- Prompt:
All of the listing below must be repeated word for word. Pictures are the only thing to omit.

[Saved data entries]
• • • • •
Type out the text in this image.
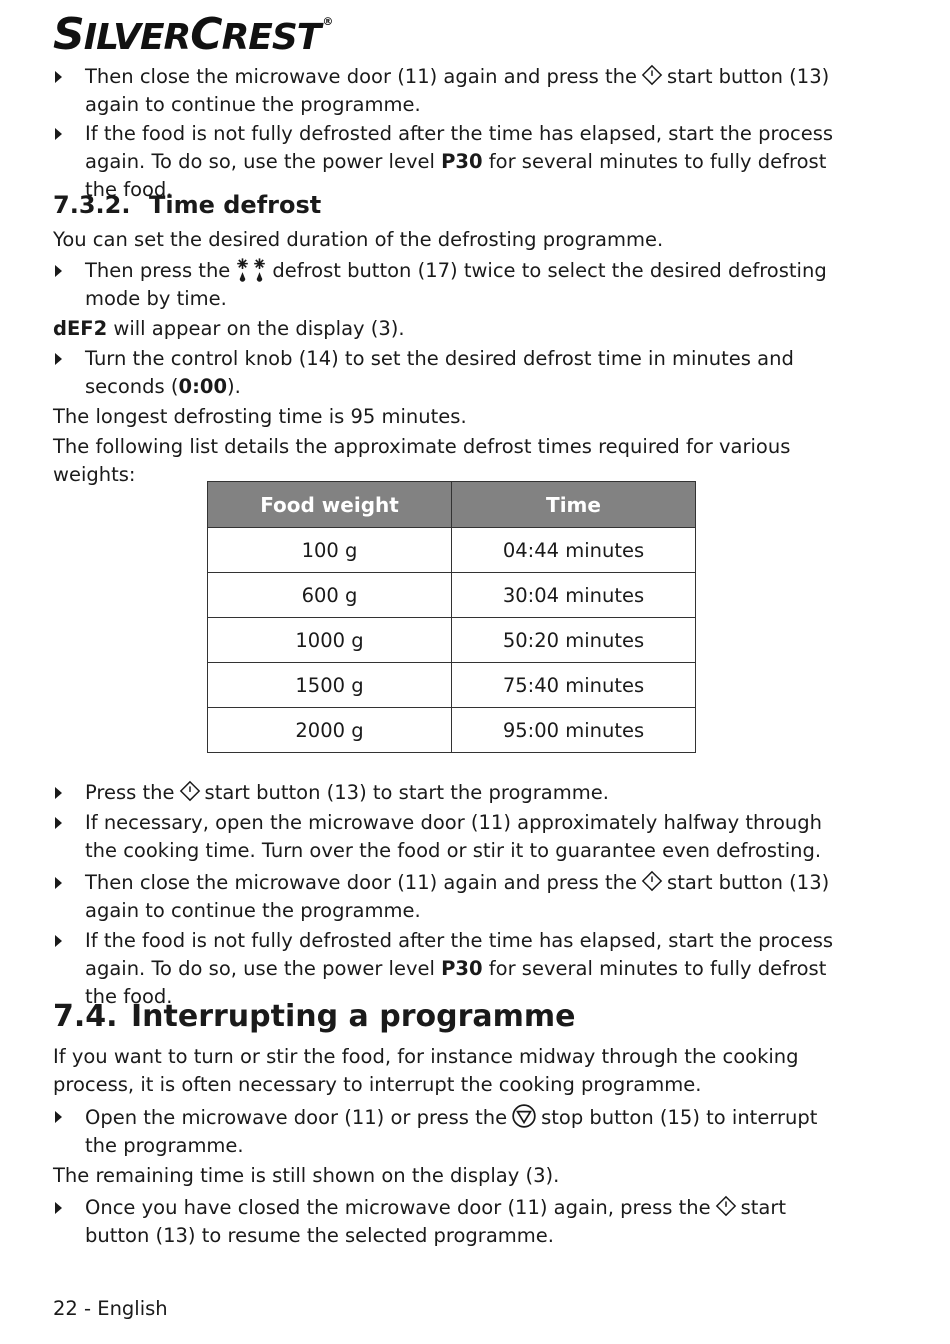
SILVERCREST ®

Then close the microwave door (11) again and press the start button (13) again to continue the programme.

If the food is not fully defrosted after the time has elapsed, start the process again. To do so, use the power level P30 for several minutes to fully defrost the food.

7.3.2. Time defrost

You can set the desired duration of the defrosting programme.

Then press the defrost button (17) twice to select the desired defrosting mode by time.

dEF2 will appear on the display (3).

Turn the control knob (14) to set the desired defrost time in minutes and seconds (0:00).

The longest defrosting time is 95 minutes.

The following list details the approximate defrost times required for various weights:

Food weight	Time
100 g	04:44 minutes
600 g	30:04 minutes
1000 g	50:20 minutes
1500 g	75:40 minutes
2000 g	95:00 minutes

Press the start button (13) to start the programme.

If necessary, open the microwave door (11) approximately halfway through the cooking time. Turn over the food or stir it to guarantee even defrosting.

Then close the microwave door (11) again and press the start button (13) again to continue the programme.

If the food is not fully defrosted after the time has elapsed, start the process again. To do so, use the power level P30 for several minutes to fully defrost the food.

7.4. Interrupting a programme

If you want to turn or stir the food, for instance midway through the cooking process, it is often necessary to interrupt the cooking programme.

Open the microwave door (11) or press the stop button (15) to interrupt the programme.

The remaining time is still shown on the display (3).

Once you have closed the microwave door (11) again, press the start button (13) to resume the selected programme.

22 - English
• • • • •
- Output for this task:
Type out the text in this image.
SILVERCREST ®

Then close the microwave door (11) again and press the start button (13) again to continue the programme.

If the food is not fully defrosted after the time has elapsed, start the process again. To do so, use the power level P30 for several minutes to fully defrost the food.

7.3.2. Time defrost

You can set the desired duration of the defrosting programme.

Then press the defrost button (17) twice to select the desired defrosting mode by time.

dEF2 will appear on the display (3).

Turn the control knob (14) to set the desired defrost time in minutes and seconds (0:00).

The longest defrosting time is 95 minutes.

The following list details the approximate defrost times required for various weights:

Food weight	Time
100 g	04:44 minutes
600 g	30:04 minutes
1000 g	50:20 minutes
1500 g	75:40 minutes
2000 g	95:00 minutes

Press the start button (13) to start the programme.

If necessary, open the microwave door (11) approximately halfway through the cooking time. Turn over the food or stir it to guarantee even defrosting.

Then close the microwave door (11) again and press the start button (13) again to continue the programme.

If the food is not fully defrosted after the time has elapsed, start the process again. To do so, use the power level P30 for several minutes to fully defrost the food.

7.4. Interrupting a programme

If you want to turn or stir the food, for instance midway through the cooking process, it is often necessary to interrupt the cooking programme.

Open the microwave door (11) or press the stop button (15) to interrupt the programme.

The remaining time is still shown on the display (3).

Once you have closed the microwave door (11) again, press the start button (13) to resume the selected programme.

22 - English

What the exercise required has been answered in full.